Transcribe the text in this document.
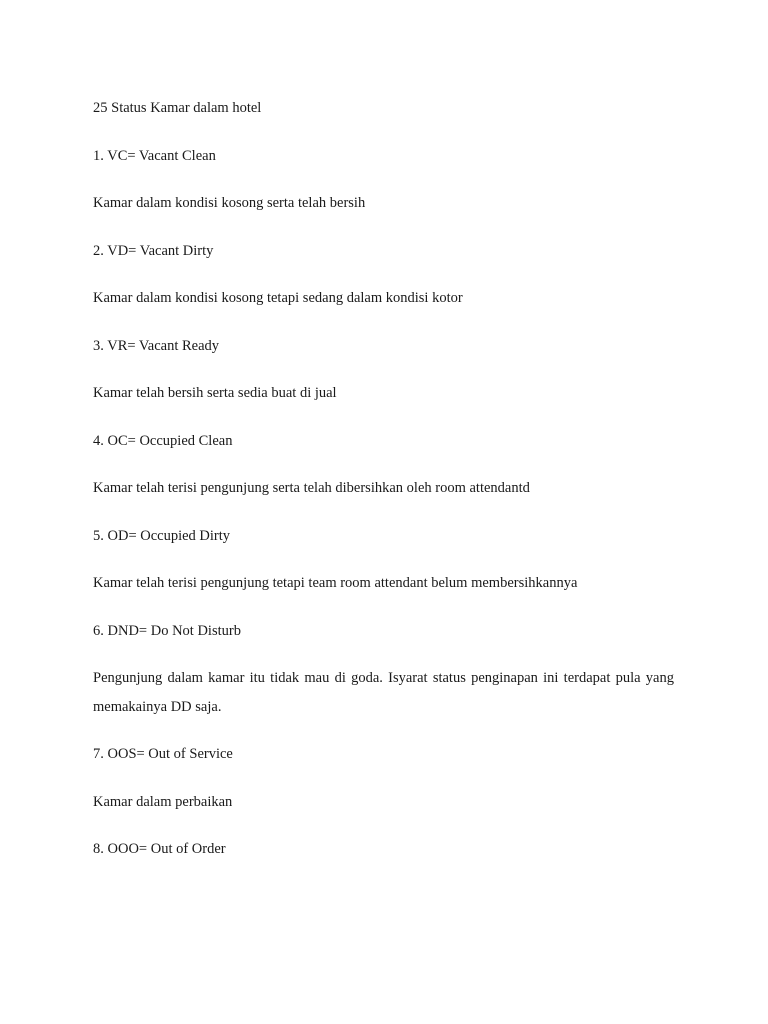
25 Status Kamar dalam hotel

1. VC= Vacant Clean

Kamar dalam kondisi kosong serta telah bersih

2. VD= Vacant Dirty

Kamar dalam kondisi kosong tetapi sedang dalam kondisi kotor

3. VR= Vacant Ready

Kamar telah bersih serta sedia buat di jual

4. OC= Occupied Clean

Kamar telah terisi pengunjung serta telah dibersihkan oleh room attendantd

5. OD= Occupied Dirty

Kamar telah terisi pengunjung tetapi team room attendant belum membersihkannya

6. DND= Do Not Disturb

Pengunjung dalam kamar itu tidak mau di goda. Isyarat status penginapan ini terdapat pula yang memakainya DD saja.

7. OOS= Out of Service

Kamar dalam perbaikan

8. OOO= Out of Order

* _PROMPT_:
Quote in full the listing given above; the images are to be left out.

* _SOLUTION TO THIS EXERCISE_:
Transcribe the text in this document.
25 Status Kamar dalam hotel

1. VC= Vacant Clean

Kamar dalam kondisi kosong serta telah bersih

2. VD= Vacant Dirty

Kamar dalam kondisi kosong tetapi sedang dalam kondisi kotor

3. VR= Vacant Ready

Kamar telah bersih serta sedia buat di jual

4. OC= Occupied Clean

Kamar telah terisi pengunjung serta telah dibersihkan oleh room attendantd

5. OD= Occupied Dirty

Kamar telah terisi pengunjung tetapi team room attendant belum membersihkannya

6. DND= Do Not Disturb

Pengunjung dalam kamar itu tidak mau di goda. Isyarat status penginapan ini terdapat pula yang memakainya DD saja.

7. OOS= Out of Service

Kamar dalam perbaikan

8. OOO= Out of Order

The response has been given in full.